> _PROBLEM REQUIREMENTS_: Restate the whole of the material. Keep every word, and drop the pictures.
--- start RECORD LIST ---
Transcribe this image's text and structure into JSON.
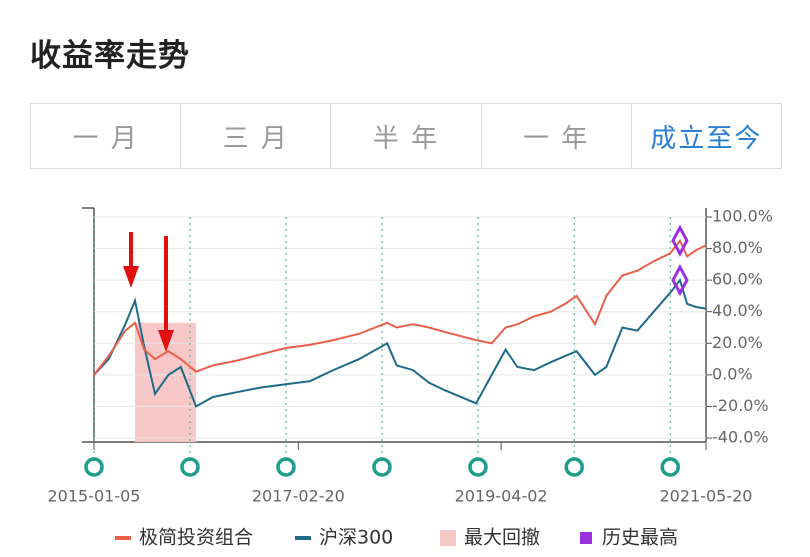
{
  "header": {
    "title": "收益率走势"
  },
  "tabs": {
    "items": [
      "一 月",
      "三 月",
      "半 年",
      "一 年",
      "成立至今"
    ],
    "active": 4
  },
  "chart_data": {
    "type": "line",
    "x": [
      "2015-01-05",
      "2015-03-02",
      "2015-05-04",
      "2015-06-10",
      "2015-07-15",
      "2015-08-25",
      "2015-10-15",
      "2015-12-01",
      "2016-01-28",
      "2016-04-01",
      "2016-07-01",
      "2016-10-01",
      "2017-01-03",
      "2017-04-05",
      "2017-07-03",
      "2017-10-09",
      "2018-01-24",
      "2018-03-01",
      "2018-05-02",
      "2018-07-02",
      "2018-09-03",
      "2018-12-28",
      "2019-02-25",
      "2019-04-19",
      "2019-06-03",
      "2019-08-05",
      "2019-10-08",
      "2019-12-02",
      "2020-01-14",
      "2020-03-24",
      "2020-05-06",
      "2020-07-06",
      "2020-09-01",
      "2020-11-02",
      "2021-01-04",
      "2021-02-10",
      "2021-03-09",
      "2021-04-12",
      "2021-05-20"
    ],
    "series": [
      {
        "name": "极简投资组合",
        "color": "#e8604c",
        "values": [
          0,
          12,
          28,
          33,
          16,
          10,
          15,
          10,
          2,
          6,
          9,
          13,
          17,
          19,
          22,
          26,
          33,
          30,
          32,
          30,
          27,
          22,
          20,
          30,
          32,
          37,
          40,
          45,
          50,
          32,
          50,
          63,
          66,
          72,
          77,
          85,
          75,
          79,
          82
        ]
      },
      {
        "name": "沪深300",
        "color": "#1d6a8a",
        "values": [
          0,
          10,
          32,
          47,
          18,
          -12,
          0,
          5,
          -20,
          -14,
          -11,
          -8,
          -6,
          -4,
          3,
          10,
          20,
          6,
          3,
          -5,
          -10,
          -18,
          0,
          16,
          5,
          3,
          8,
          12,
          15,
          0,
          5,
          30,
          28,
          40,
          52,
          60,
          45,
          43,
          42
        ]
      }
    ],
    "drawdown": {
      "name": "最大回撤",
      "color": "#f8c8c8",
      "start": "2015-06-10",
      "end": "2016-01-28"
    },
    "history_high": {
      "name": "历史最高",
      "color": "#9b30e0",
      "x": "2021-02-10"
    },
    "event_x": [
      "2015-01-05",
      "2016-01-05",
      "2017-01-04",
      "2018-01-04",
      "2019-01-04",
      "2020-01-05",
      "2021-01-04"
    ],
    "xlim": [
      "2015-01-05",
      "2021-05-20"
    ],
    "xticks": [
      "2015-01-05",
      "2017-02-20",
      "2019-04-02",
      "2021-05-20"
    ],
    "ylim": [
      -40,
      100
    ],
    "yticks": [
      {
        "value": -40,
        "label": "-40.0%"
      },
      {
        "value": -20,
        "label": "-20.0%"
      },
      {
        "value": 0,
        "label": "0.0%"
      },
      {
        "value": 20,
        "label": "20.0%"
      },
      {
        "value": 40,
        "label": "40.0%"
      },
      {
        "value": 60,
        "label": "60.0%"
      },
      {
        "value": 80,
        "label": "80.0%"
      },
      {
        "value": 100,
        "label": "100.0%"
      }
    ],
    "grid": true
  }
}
--- end RECORD LIST ---
> _ANSWER FOR THIS EXERCISE_:
Transcribe this image's text and structure into JSON.
{
  "header": {
    "title": "收益率走势"
  },
  "tabs": {
    "items": [
      "一 月",
      "三 月",
      "半 年",
      "一 年",
      "成立至今"
    ],
    "active": 4
  },
  "chart_data": {
    "type": "line",
    "x": [
      "2015-01-05",
      "2015-03-02",
      "2015-05-04",
      "2015-06-10",
      "2015-07-15",
      "2015-08-25",
      "2015-10-15",
      "2015-12-01",
      "2016-01-28",
      "2016-04-01",
      "2016-07-01",
      "2016-10-01",
      "2017-01-03",
      "2017-04-05",
      "2017-07-03",
      "2017-10-09",
      "2018-01-24",
      "2018-03-01",
      "2018-05-02",
      "2018-07-02",
      "2018-09-03",
      "2018-12-28",
      "2019-02-25",
      "2019-04-19",
      "2019-06-03",
      "2019-08-05",
      "2019-10-08",
      "2019-12-02",
      "2020-01-14",
      "2020-03-24",
      "2020-05-06",
      "2020-07-06",
      "2020-09-01",
      "2020-11-02",
      "2021-01-04",
      "2021-02-10",
      "2021-03-09",
      "2021-04-12",
      "2021-05-20"
    ],
    "series": [
      {
        "name": "极简投资组合",
        "color": "#e8604c",
        "values": [
          0,
          12,
          28,
          33,
          16,
          10,
          15,
          10,
          2,
          6,
          9,
          13,
          17,
          19,
          22,
          26,
          33,
          30,
          32,
          30,
          27,
          22,
          20,
          30,
          32,
          37,
          40,
          45,
          50,
          32,
          50,
          63,
          66,
          72,
          77,
          85,
          75,
          79,
          82
        ]
      },
      {
        "name": "沪深300",
        "color": "#1d6a8a",
        "values": [
          0,
          10,
          32,
          47,
          18,
          -12,
          0,
          5,
          -20,
          -14,
          -11,
          -8,
          -6,
          -4,
          3,
          10,
          20,
          6,
          3,
          -5,
          -10,
          -18,
          0,
          16,
          5,
          3,
          8,
          12,
          15,
          0,
          5,
          30,
          28,
          40,
          52,
          60,
          45,
          43,
          42
        ]
      }
    ],
    "drawdown": {
      "name": "最大回撤",
      "color": "#f8c8c8",
      "start": "2015-06-10",
      "end": "2016-01-28"
    },
    "history_high": {
      "name": "历史最高",
      "color": "#9b30e0",
      "x": "2021-02-10"
    },
    "event_x": [
      "2015-01-05",
      "2016-01-05",
      "2017-01-04",
      "2018-01-04",
      "2019-01-04",
      "2020-01-05",
      "2021-01-04"
    ],
    "xlim": [
      "2015-01-05",
      "2021-05-20"
    ],
    "xticks": [
      "2015-01-05",
      "2017-02-20",
      "2019-04-02",
      "2021-05-20"
    ],
    "ylim": [
      -40,
      100
    ],
    "yticks": [
      {
        "value": -40,
        "label": "-40.0%"
      },
      {
        "value": -20,
        "label": "-20.0%"
      },
      {
        "value": 0,
        "label": "0.0%"
      },
      {
        "value": 20,
        "label": "20.0%"
      },
      {
        "value": 40,
        "label": "40.0%"
      },
      {
        "value": 60,
        "label": "60.0%"
      },
      {
        "value": 80,
        "label": "80.0%"
      },
      {
        "value": 100,
        "label": "100.0%"
      }
    ],
    "grid": true
  }
}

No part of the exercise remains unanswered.